Records about charts and figures:
▼▼▼

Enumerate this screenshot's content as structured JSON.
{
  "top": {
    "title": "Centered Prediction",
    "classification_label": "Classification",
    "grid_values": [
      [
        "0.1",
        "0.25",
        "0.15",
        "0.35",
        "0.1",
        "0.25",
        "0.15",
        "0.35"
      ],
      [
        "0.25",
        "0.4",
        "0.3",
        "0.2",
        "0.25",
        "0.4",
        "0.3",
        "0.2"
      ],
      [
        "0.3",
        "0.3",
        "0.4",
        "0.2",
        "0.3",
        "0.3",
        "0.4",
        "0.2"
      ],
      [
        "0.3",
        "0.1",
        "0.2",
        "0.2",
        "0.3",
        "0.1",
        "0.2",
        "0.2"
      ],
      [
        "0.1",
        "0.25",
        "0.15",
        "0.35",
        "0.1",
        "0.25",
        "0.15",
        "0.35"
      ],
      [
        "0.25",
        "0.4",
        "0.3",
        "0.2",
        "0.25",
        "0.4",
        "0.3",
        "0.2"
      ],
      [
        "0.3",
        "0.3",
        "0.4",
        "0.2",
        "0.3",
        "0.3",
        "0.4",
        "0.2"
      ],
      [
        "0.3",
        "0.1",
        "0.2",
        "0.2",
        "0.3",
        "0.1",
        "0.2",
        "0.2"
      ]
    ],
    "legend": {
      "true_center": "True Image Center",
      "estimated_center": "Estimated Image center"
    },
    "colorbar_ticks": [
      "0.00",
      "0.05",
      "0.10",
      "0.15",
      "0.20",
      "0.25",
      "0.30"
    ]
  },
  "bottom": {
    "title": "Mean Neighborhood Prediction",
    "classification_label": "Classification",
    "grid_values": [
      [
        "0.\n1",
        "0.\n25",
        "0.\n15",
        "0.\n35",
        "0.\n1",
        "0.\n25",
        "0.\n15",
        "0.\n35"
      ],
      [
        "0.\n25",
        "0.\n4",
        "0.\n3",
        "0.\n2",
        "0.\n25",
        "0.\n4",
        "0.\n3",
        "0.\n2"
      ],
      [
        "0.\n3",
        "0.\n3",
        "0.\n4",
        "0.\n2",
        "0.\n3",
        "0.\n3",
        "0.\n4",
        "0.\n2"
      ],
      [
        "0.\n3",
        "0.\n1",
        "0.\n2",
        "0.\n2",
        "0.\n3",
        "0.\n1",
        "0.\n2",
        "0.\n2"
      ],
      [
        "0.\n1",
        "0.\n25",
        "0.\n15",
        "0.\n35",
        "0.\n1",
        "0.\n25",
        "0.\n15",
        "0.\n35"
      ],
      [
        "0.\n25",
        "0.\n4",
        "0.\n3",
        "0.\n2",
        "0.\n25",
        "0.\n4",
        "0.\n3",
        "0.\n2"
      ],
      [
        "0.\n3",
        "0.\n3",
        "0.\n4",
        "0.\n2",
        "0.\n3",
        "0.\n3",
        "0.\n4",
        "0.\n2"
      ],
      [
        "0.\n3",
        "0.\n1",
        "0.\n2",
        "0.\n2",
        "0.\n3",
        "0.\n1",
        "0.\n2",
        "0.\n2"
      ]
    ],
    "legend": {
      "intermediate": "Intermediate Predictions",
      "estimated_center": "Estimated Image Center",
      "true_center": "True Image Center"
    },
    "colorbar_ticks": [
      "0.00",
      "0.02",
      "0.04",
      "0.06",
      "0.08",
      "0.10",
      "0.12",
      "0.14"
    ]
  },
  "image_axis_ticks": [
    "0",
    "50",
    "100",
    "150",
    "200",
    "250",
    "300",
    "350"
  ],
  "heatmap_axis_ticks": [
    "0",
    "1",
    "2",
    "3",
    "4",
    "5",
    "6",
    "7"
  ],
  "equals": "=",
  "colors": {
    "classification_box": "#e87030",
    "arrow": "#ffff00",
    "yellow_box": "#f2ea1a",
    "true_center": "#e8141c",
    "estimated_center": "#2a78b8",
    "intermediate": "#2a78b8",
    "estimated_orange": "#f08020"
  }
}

▲▲▲

» **Goal of the exercise**
Reproduce the material precisely, including every line.

» **Output for this task**
Enumerate this screenshot's content as structured JSON.
{
  "top": {
    "title": "Centered Prediction",
    "classification_label": "Classification",
    "grid_values": [
      [
        "0.1",
        "0.25",
        "0.15",
        "0.35",
        "0.1",
        "0.25",
        "0.15",
        "0.35"
      ],
      [
        "0.25",
        "0.4",
        "0.3",
        "0.2",
        "0.25",
        "0.4",
        "0.3",
        "0.2"
      ],
      [
        "0.3",
        "0.3",
        "0.4",
        "0.2",
        "0.3",
        "0.3",
        "0.4",
        "0.2"
      ],
      [
        "0.3",
        "0.1",
        "0.2",
        "0.2",
        "0.3",
        "0.1",
        "0.2",
        "0.2"
      ],
      [
        "0.1",
        "0.25",
        "0.15",
        "0.35",
        "0.1",
        "0.25",
        "0.15",
        "0.35"
      ],
      [
        "0.25",
        "0.4",
        "0.3",
        "0.2",
        "0.25",
        "0.4",
        "0.3",
        "0.2"
      ],
      [
        "0.3",
        "0.3",
        "0.4",
        "0.2",
        "0.3",
        "0.3",
        "0.4",
        "0.2"
      ],
      [
        "0.3",
        "0.1",
        "0.2",
        "0.2",
        "0.3",
        "0.1",
        "0.2",
        "0.2"
      ]
    ],
    "legend": {
      "true_center": "True Image Center",
      "estimated_center": "Estimated Image center"
    },
    "colorbar_ticks": [
      "0.00",
      "0.05",
      "0.10",
      "0.15",
      "0.20",
      "0.25",
      "0.30"
    ]
  },
  "bottom": {
    "title": "Mean Neighborhood Prediction",
    "classification_label": "Classification",
    "grid_values": [
      [
        "0.\n1",
        "0.\n25",
        "0.\n15",
        "0.\n35",
        "0.\n1",
        "0.\n25",
        "0.\n15",
        "0.\n35"
      ],
      [
        "0.\n25",
        "0.\n4",
        "0.\n3",
        "0.\n2",
        "0.\n25",
        "0.\n4",
        "0.\n3",
        "0.\n2"
      ],
      [
        "0.\n3",
        "0.\n3",
        "0.\n4",
        "0.\n2",
        "0.\n3",
        "0.\n3",
        "0.\n4",
        "0.\n2"
      ],
      [
        "0.\n3",
        "0.\n1",
        "0.\n2",
        "0.\n2",
        "0.\n3",
        "0.\n1",
        "0.\n2",
        "0.\n2"
      ],
      [
        "0.\n1",
        "0.\n25",
        "0.\n15",
        "0.\n35",
        "0.\n1",
        "0.\n25",
        "0.\n15",
        "0.\n35"
      ],
      [
        "0.\n25",
        "0.\n4",
        "0.\n3",
        "0.\n2",
        "0.\n25",
        "0.\n4",
        "0.\n3",
        "0.\n2"
      ],
      [
        "0.\n3",
        "0.\n3",
        "0.\n4",
        "0.\n2",
        "0.\n3",
        "0.\n3",
        "0.\n4",
        "0.\n2"
      ],
      [
        "0.\n3",
        "0.\n1",
        "0.\n2",
        "0.\n2",
        "0.\n3",
        "0.\n1",
        "0.\n2",
        "0.\n2"
      ]
    ],
    "legend": {
      "intermediate": "Intermediate Predictions",
      "estimated_center": "Estimated Image Center",
      "true_center": "True Image Center"
    },
    "colorbar_ticks": [
      "0.00",
      "0.02",
      "0.04",
      "0.06",
      "0.08",
      "0.10",
      "0.12",
      "0.14"
    ]
  },
  "image_axis_ticks": [
    "0",
    "50",
    "100",
    "150",
    "200",
    "250",
    "300",
    "350"
  ],
  "heatmap_axis_ticks": [
    "0",
    "1",
    "2",
    "3",
    "4",
    "5",
    "6",
    "7"
  ],
  "equals": "=",
  "colors": {
    "classification_box": "#e87030",
    "arrow": "#ffff00",
    "yellow_box": "#f2ea1a",
    "true_center": "#e8141c",
    "estimated_center": "#2a78b8",
    "intermediate": "#2a78b8",
    "estimated_orange": "#f08020"
  }
}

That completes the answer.